Write out the listing below exactly, and omit any images you find in it.

━━━

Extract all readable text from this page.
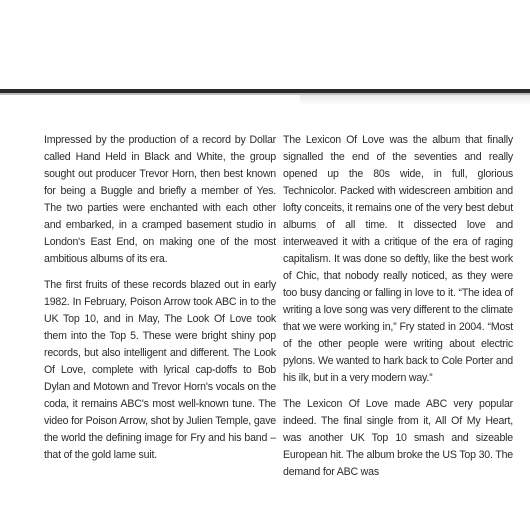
Impressed by the production of a record by Dollar called Hand Held in Black and White, the group sought out producer Trevor Horn, then best known for being a Buggle and briefly a member of Yes. The two parties were enchanted with each other and embarked, in a cramped basement studio in London's East End, on making one of the most ambitious albums of its era.

The first fruits of these records blazed out in early 1982. In February, Poison Arrow took ABC in to the UK Top 10, and in May, The Look Of Love took them into the Top 5. These were bright shiny pop records, but also intelligent and different. The Look Of Love, complete with lyrical cap-doffs to Bob Dylan and Motown and Trevor Horn's vocals on the coda, it remains ABC's most well-known tune. The video for Poison Arrow, shot by Julien Temple, gave the world the defining image for Fry and his band – that of the gold lame suit.

The Lexicon Of Love was the album that finally signalled the end of the seventies and really opened up the 80s wide, in full, glorious Technicolor. Packed with widescreen ambition and lofty conceits, it remains one of the very best debut albums of all time. It dissected love and interweaved it with a critique of the era of raging capitalism. It was done so deftly, like the best work of Chic, that nobody really noticed, as they were too busy dancing or falling in love to it. “The idea of writing a love song was very different to the climate that we were working in,” Fry stated in 2004. “Most of the other people were writing about electric pylons. We wanted to hark back to Cole Porter and his ilk, but in a very modern way.”

The Lexicon Of Love made ABC very popular indeed. The final single from it, All Of My Heart, was another UK Top 10 smash and sizeable European hit. The album broke the US Top 30. The demand for ABC was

━━━

■ **RESULT BELOW**:
Extract all readable text from this page.
Impressed by the production of a record by Dollar called Hand Held in Black and White, the group sought out producer Trevor Horn, then best known for being a Buggle and briefly a member of Yes. The two parties were enchanted with each other and embarked, in a cramped basement studio in London's East End, on making one of the most ambitious albums of its era.

The first fruits of these records blazed out in early 1982. In February, Poison Arrow took ABC in to the UK Top 10, and in May, The Look Of Love took them into the Top 5. These were bright shiny pop records, but also intelligent and different. The Look Of Love, complete with lyrical cap-doffs to Bob Dylan and Motown and Trevor Horn's vocals on the coda, it remains ABC's most well-known tune. The video for Poison Arrow, shot by Julien Temple, gave the world the defining image for Fry and his band – that of the gold lame suit.

The Lexicon Of Love was the album that finally signalled the end of the seventies and really opened up the 80s wide, in full, glorious Technicolor. Packed with widescreen ambition and lofty conceits, it remains one of the very best debut albums of all time. It dissected love and interweaved it with a critique of the era of raging capitalism. It was done so deftly, like the best work of Chic, that nobody really noticed, as they were too busy dancing or falling in love to it. “The idea of writing a love song was very different to the climate that we were working in,” Fry stated in 2004. “Most of the other people were writing about electric pylons. We wanted to hark back to Cole Porter and his ilk, but in a very modern way.”

The Lexicon Of Love made ABC very popular indeed. The final single from it, All Of My Heart, was another UK Top 10 smash and sizeable European hit. The album broke the US Top 30. The demand for ABC was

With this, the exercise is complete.